▶ Record extracts:
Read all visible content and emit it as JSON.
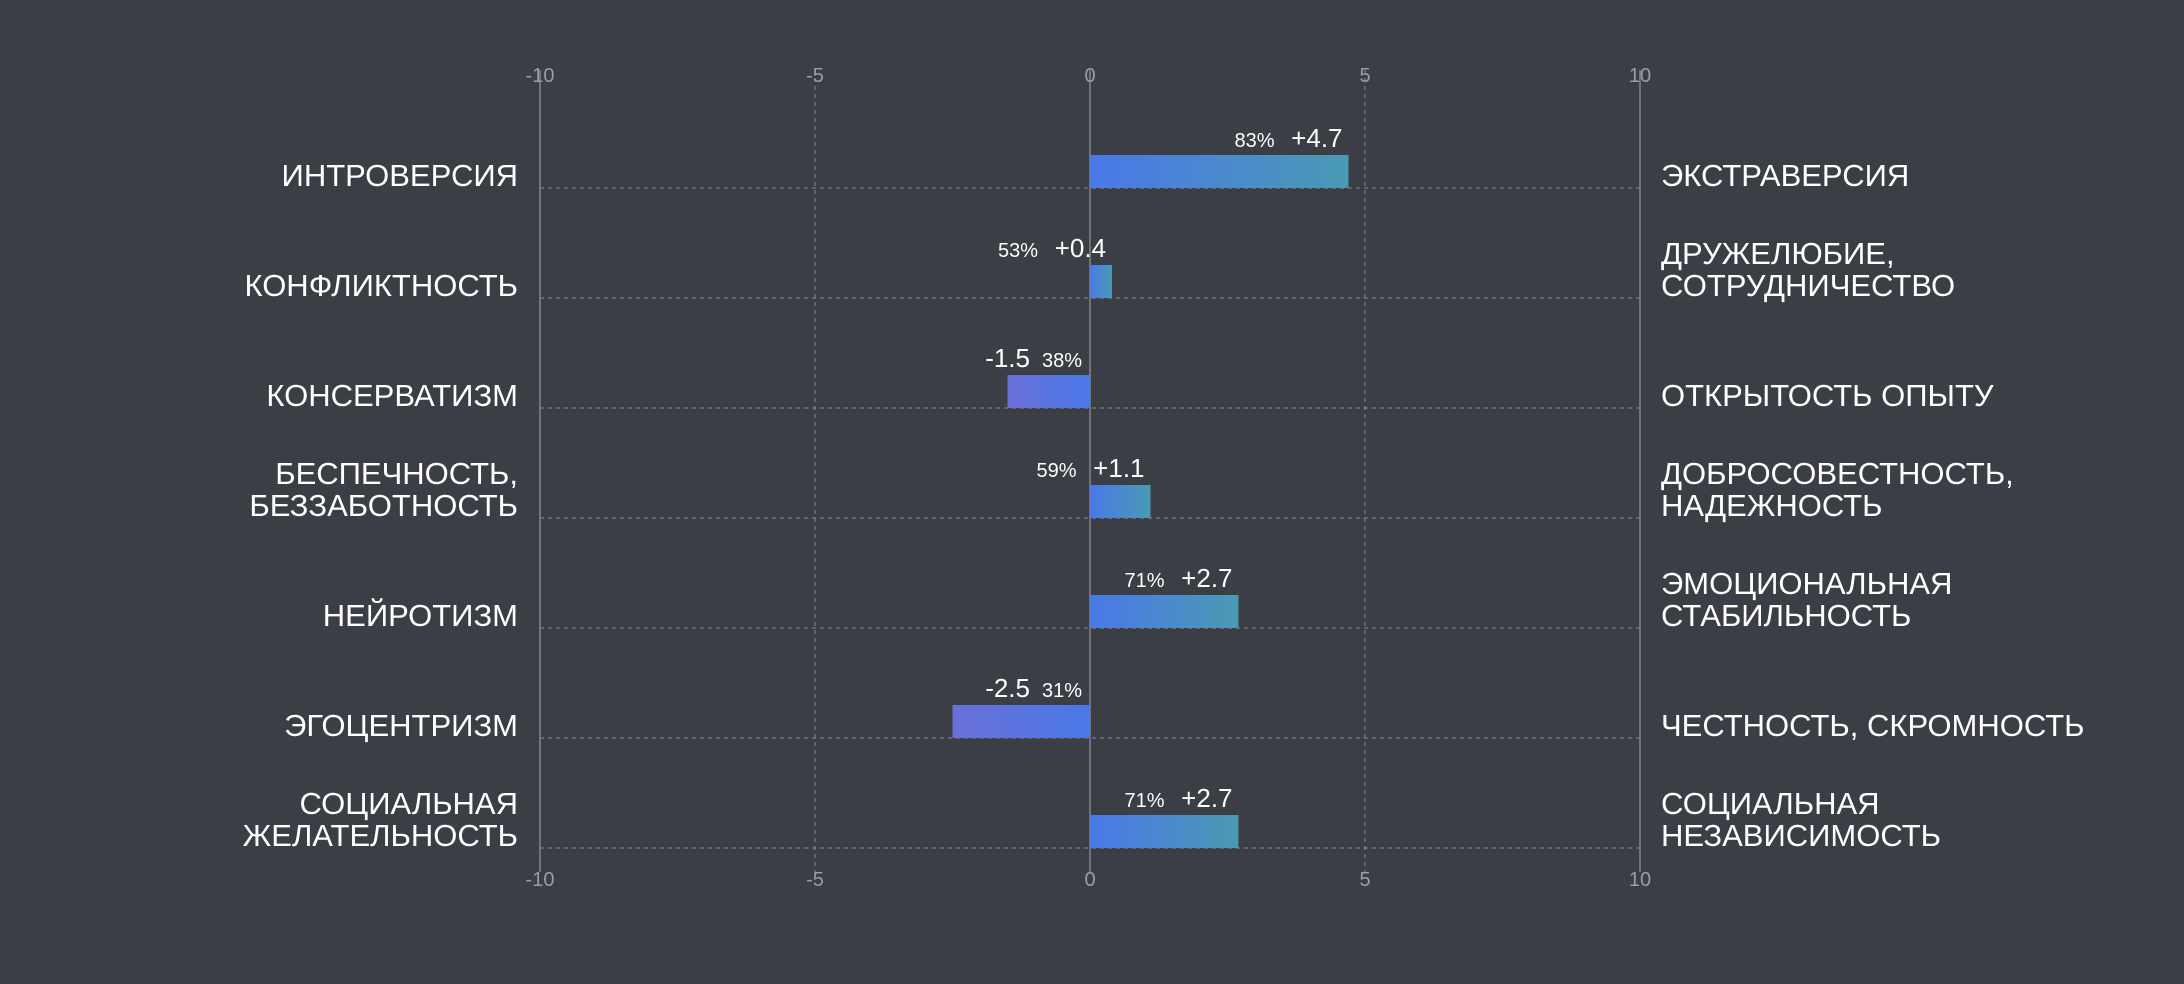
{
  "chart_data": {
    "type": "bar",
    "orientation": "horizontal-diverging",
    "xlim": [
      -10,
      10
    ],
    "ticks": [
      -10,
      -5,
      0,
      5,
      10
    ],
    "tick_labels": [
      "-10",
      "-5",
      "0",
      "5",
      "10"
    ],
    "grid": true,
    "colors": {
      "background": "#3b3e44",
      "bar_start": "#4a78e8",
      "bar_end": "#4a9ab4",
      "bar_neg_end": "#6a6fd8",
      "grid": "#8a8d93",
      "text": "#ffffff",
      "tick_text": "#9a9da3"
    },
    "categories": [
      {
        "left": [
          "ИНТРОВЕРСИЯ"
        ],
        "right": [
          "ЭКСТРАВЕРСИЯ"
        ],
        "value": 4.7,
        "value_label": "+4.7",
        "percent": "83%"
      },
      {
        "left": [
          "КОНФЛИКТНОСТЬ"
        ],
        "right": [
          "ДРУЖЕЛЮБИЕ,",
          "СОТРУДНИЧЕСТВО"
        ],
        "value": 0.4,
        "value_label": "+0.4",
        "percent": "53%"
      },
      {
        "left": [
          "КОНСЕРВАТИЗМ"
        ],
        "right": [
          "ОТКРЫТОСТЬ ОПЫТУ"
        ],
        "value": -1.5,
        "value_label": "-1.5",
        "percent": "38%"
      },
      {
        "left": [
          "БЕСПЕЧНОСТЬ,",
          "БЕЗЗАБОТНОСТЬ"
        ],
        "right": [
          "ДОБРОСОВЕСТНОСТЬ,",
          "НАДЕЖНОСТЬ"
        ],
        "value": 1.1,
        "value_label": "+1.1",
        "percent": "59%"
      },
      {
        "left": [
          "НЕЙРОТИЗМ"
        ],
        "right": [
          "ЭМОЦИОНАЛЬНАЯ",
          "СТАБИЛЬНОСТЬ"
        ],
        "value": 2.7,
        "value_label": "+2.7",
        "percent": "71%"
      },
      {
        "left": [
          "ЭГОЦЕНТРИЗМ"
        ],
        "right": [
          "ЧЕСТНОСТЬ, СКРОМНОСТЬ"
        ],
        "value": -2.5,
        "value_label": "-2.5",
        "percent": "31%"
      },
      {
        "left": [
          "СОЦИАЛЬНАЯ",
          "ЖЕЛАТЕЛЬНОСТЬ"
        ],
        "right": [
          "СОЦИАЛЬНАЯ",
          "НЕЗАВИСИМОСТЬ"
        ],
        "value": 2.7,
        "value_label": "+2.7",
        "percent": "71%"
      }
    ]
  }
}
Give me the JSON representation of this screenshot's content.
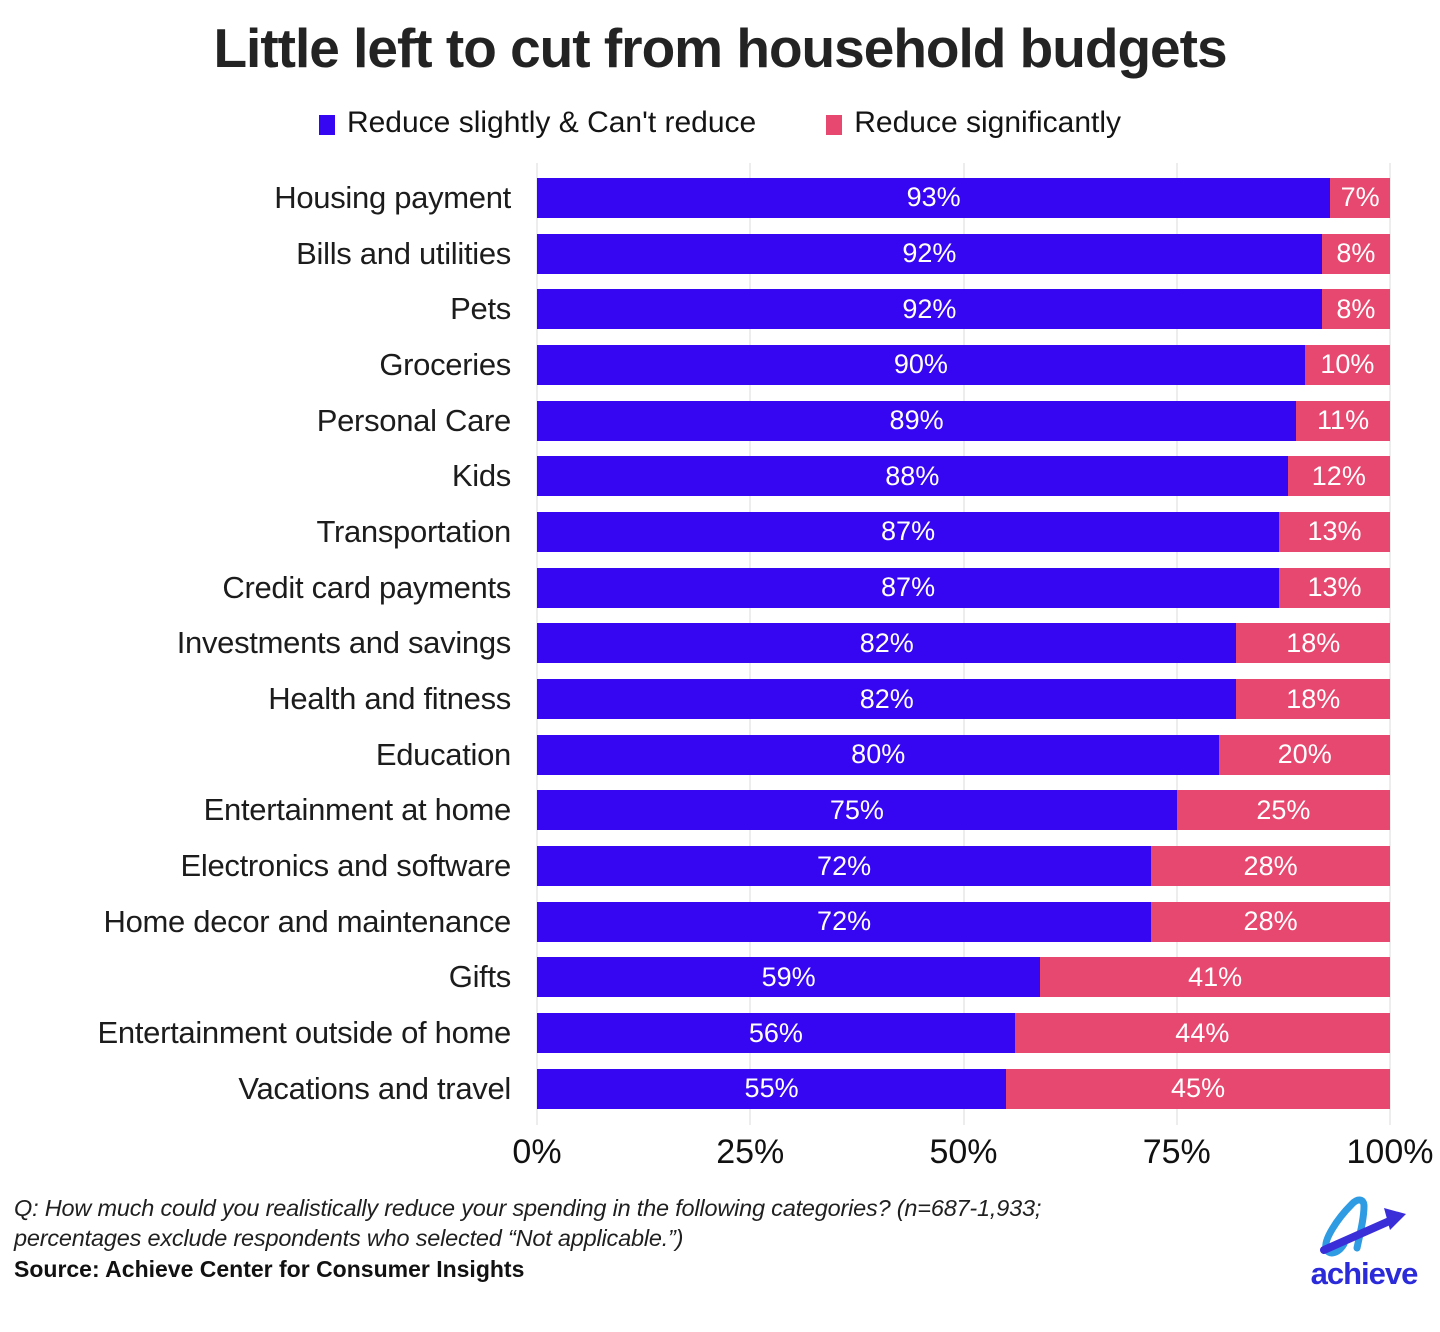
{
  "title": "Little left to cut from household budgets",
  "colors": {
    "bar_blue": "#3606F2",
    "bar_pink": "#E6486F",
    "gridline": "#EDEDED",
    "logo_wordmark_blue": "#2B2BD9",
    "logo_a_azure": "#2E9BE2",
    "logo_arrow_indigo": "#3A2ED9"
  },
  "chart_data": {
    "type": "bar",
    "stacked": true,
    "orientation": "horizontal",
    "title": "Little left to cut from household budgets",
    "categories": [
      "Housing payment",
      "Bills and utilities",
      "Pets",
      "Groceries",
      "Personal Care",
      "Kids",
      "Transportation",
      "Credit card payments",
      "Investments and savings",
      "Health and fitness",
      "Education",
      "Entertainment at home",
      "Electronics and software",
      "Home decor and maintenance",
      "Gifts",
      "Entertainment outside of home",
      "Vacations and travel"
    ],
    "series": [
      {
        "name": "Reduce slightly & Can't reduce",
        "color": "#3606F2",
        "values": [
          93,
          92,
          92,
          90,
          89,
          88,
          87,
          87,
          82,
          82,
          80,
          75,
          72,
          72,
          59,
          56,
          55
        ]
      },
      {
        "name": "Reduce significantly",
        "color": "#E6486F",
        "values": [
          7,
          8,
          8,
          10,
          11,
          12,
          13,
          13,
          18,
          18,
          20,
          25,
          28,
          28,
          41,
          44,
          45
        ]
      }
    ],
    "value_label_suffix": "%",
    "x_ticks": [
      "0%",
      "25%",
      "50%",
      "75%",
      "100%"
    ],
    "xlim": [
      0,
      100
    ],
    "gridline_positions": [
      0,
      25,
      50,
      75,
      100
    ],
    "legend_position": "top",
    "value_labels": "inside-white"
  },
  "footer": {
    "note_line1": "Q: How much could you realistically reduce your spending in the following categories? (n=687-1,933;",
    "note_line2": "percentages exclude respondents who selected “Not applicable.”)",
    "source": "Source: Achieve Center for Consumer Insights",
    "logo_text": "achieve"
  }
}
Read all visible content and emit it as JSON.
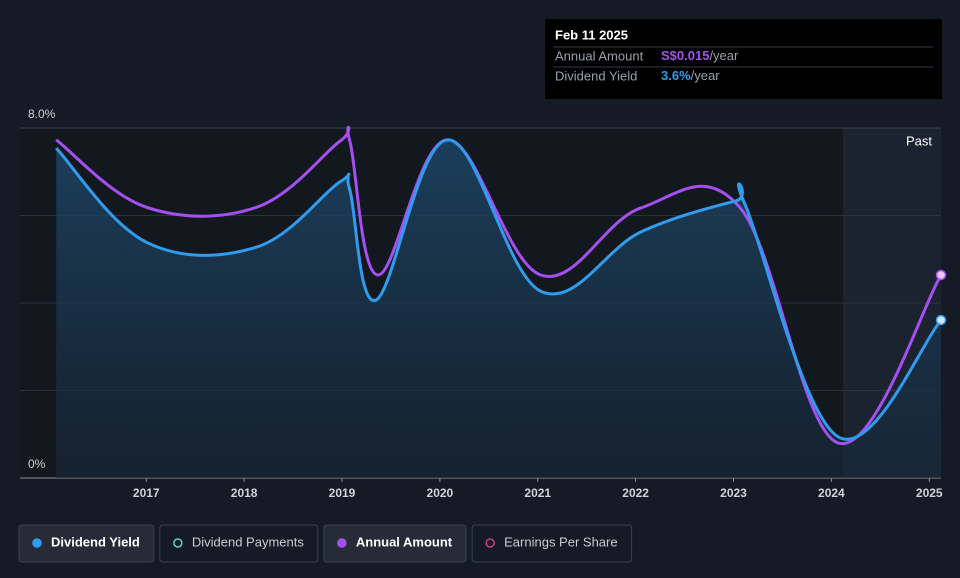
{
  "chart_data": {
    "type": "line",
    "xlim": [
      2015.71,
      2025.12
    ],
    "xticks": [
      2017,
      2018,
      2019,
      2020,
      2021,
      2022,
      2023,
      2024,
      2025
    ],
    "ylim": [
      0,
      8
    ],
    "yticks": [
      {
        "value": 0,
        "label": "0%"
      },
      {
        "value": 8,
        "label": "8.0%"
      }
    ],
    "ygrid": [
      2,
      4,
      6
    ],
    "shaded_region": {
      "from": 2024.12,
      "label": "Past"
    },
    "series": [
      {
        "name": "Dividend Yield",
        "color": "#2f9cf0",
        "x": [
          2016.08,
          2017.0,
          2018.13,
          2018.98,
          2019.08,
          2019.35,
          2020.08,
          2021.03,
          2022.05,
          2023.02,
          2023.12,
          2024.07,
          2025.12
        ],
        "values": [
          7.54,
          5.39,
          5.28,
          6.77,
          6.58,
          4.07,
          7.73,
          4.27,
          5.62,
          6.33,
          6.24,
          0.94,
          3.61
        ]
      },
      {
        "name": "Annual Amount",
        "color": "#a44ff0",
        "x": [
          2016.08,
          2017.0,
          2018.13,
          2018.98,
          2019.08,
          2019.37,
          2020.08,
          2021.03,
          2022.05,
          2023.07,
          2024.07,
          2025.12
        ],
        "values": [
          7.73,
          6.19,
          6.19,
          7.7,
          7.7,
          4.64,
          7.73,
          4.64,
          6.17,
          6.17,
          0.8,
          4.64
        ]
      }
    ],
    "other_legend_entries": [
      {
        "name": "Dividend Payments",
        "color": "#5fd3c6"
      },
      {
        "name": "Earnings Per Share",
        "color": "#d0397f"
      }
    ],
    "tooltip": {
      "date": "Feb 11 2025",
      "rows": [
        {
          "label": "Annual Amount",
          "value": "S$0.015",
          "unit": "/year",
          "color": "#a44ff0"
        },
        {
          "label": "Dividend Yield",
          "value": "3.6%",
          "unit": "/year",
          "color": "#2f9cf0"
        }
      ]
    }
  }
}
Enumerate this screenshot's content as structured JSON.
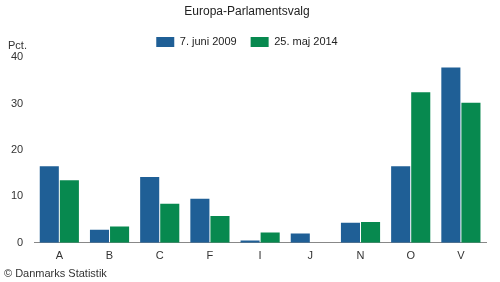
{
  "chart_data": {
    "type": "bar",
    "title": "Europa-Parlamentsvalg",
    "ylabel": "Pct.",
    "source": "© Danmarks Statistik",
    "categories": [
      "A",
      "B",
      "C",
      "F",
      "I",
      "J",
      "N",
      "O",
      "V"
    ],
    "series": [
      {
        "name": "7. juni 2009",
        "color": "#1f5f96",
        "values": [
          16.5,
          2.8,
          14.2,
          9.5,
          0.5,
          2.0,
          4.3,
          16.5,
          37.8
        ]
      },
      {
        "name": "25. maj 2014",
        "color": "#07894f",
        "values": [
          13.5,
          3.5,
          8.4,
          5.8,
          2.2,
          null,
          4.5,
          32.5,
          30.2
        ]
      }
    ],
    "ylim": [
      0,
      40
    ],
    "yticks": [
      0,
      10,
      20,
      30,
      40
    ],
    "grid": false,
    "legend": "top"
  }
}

▶ Task directions: Quote everything in the listing above exactly; pictures are the only thing to omit.

▶ Final answer:
Read all visible content and emit it as JSON.
{
  "chart_data": {
    "type": "bar",
    "orientation": "horizontal-diverging",
    "xlim": [
      -10,
      10
    ],
    "ticks": [
      -10,
      -5,
      0,
      5,
      10
    ],
    "tick_labels": [
      "-10",
      "-5",
      "0",
      "5",
      "10"
    ],
    "grid": true,
    "colors": {
      "background": "#3b3e44",
      "bar_start": "#4a78e8",
      "bar_end": "#4a9ab4",
      "bar_neg_end": "#6a6fd8",
      "grid": "#8a8d93",
      "text": "#ffffff",
      "tick_text": "#9a9da3"
    },
    "categories": [
      {
        "left": [
          "ИНТРОВЕРСИЯ"
        ],
        "right": [
          "ЭКСТРАВЕРСИЯ"
        ],
        "value": 4.7,
        "value_label": "+4.7",
        "percent": "83%"
      },
      {
        "left": [
          "КОНФЛИКТНОСТЬ"
        ],
        "right": [
          "ДРУЖЕЛЮБИЕ,",
          "СОТРУДНИЧЕСТВО"
        ],
        "value": 0.4,
        "value_label": "+0.4",
        "percent": "53%"
      },
      {
        "left": [
          "КОНСЕРВАТИЗМ"
        ],
        "right": [
          "ОТКРЫТОСТЬ ОПЫТУ"
        ],
        "value": -1.5,
        "value_label": "-1.5",
        "percent": "38%"
      },
      {
        "left": [
          "БЕСПЕЧНОСТЬ,",
          "БЕЗЗАБОТНОСТЬ"
        ],
        "right": [
          "ДОБРОСОВЕСТНОСТЬ,",
          "НАДЕЖНОСТЬ"
        ],
        "value": 1.1,
        "value_label": "+1.1",
        "percent": "59%"
      },
      {
        "left": [
          "НЕЙРОТИЗМ"
        ],
        "right": [
          "ЭМОЦИОНАЛЬНАЯ",
          "СТАБИЛЬНОСТЬ"
        ],
        "value": 2.7,
        "value_label": "+2.7",
        "percent": "71%"
      },
      {
        "left": [
          "ЭГОЦЕНТРИЗМ"
        ],
        "right": [
          "ЧЕСТНОСТЬ, СКРОМНОСТЬ"
        ],
        "value": -2.5,
        "value_label": "-2.5",
        "percent": "31%"
      },
      {
        "left": [
          "СОЦИАЛЬНАЯ",
          "ЖЕЛАТЕЛЬНОСТЬ"
        ],
        "right": [
          "СОЦИАЛЬНАЯ",
          "НЕЗАВИСИМОСТЬ"
        ],
        "value": 2.7,
        "value_label": "+2.7",
        "percent": "71%"
      }
    ]
  }
}
Give me the JSON representation of this screenshot's content.
{
  "title": "Little left to cut from household budgets",
  "colors": {
    "bar_blue": "#3606F2",
    "bar_pink": "#E6486F",
    "gridline": "#EDEDED",
    "logo_wordmark_blue": "#2B2BD9",
    "logo_a_azure": "#2E9BE2",
    "logo_arrow_indigo": "#3A2ED9"
  },
  "chart_data": {
    "type": "bar",
    "stacked": true,
    "orientation": "horizontal",
    "title": "Little left to cut from household budgets",
    "categories": [
      "Housing payment",
      "Bills and utilities",
      "Pets",
      "Groceries",
      "Personal Care",
      "Kids",
      "Transportation",
      "Credit card payments",
      "Investments and savings",
      "Health and fitness",
      "Education",
      "Entertainment at home",
      "Electronics and software",
      "Home decor and maintenance",
      "Gifts",
      "Entertainment outside of home",
      "Vacations and travel"
    ],
    "series": [
      {
        "name": "Reduce slightly & Can't reduce",
        "color": "#3606F2",
        "values": [
          93,
          92,
          92,
          90,
          89,
          88,
          87,
          87,
          82,
          82,
          80,
          75,
          72,
          72,
          59,
          56,
          55
        ]
      },
      {
        "name": "Reduce significantly",
        "color": "#E6486F",
        "values": [
          7,
          8,
          8,
          10,
          11,
          12,
          13,
          13,
          18,
          18,
          20,
          25,
          28,
          28,
          41,
          44,
          45
        ]
      }
    ],
    "value_label_suffix": "%",
    "x_ticks": [
      "0%",
      "25%",
      "50%",
      "75%",
      "100%"
    ],
    "xlim": [
      0,
      100
    ],
    "gridline_positions": [
      0,
      25,
      50,
      75,
      100
    ],
    "legend_position": "top",
    "value_labels": "inside-white"
  },
  "footer": {
    "note_line1": "Q: How much could you realistically reduce your spending in the following categories? (n=687-1,933;",
    "note_line2": "percentages exclude respondents who selected “Not applicable.”)",
    "source": "Source: Achieve Center for Consumer Insights",
    "logo_text": "achieve"
  }
}
Read all visible content and emit it as JSON.
{
  "chart_data": {
    "type": "line",
    "xlim": [
      2015.71,
      2025.12
    ],
    "xticks": [
      2017,
      2018,
      2019,
      2020,
      2021,
      2022,
      2023,
      2024,
      2025
    ],
    "ylim": [
      0,
      8
    ],
    "yticks": [
      {
        "value": 0,
        "label": "0%"
      },
      {
        "value": 8,
        "label": "8.0%"
      }
    ],
    "ygrid": [
      2,
      4,
      6
    ],
    "shaded_region": {
      "from": 2024.12,
      "label": "Past"
    },
    "series": [
      {
        "name": "Dividend Yield",
        "color": "#2f9cf0",
        "x": [
          2016.08,
          2017.0,
          2018.13,
          2018.98,
          2019.08,
          2019.35,
          2020.08,
          2021.03,
          2022.05,
          2023.02,
          2023.12,
          2024.07,
          2025.12
        ],
        "values": [
          7.54,
          5.39,
          5.28,
          6.77,
          6.58,
          4.07,
          7.73,
          4.27,
          5.62,
          6.33,
          6.24,
          0.94,
          3.61
        ]
      },
      {
        "name": "Annual Amount",
        "color": "#a44ff0",
        "x": [
          2016.08,
          2017.0,
          2018.13,
          2018.98,
          2019.08,
          2019.37,
          2020.08,
          2021.03,
          2022.05,
          2023.07,
          2024.07,
          2025.12
        ],
        "values": [
          7.73,
          6.19,
          6.19,
          7.7,
          7.7,
          4.64,
          7.73,
          4.64,
          6.17,
          6.17,
          0.8,
          4.64
        ]
      }
    ],
    "other_legend_entries": [
      {
        "name": "Dividend Payments",
        "color": "#5fd3c6"
      },
      {
        "name": "Earnings Per Share",
        "color": "#d0397f"
      }
    ],
    "tooltip": {
      "date": "Feb 11 2025",
      "rows": [
        {
          "label": "Annual Amount",
          "value": "S$0.015",
          "unit": "/year",
          "color": "#a44ff0"
        },
        {
          "label": "Dividend Yield",
          "value": "3.6%",
          "unit": "/year",
          "color": "#2f9cf0"
        }
      ]
    }
  }
}
Enumerate this screenshot's content as structured JSON.
{
  "chart_data": {
    "type": "bar",
    "title": "Europa-Parlamentsvalg",
    "ylabel": "Pct.",
    "source": "© Danmarks Statistik",
    "categories": [
      "A",
      "B",
      "C",
      "F",
      "I",
      "J",
      "N",
      "O",
      "V"
    ],
    "series": [
      {
        "name": "7. juni 2009",
        "color": "#1f5f96",
        "values": [
          16.5,
          2.8,
          14.2,
          9.5,
          0.5,
          2.0,
          4.3,
          16.5,
          37.8
        ]
      },
      {
        "name": "25. maj 2014",
        "color": "#07894f",
        "values": [
          13.5,
          3.5,
          8.4,
          5.8,
          2.2,
          null,
          4.5,
          32.5,
          30.2
        ]
      }
    ],
    "ylim": [
      0,
      40
    ],
    "yticks": [
      0,
      10,
      20,
      30,
      40
    ],
    "grid": false,
    "legend": "top"
  }
}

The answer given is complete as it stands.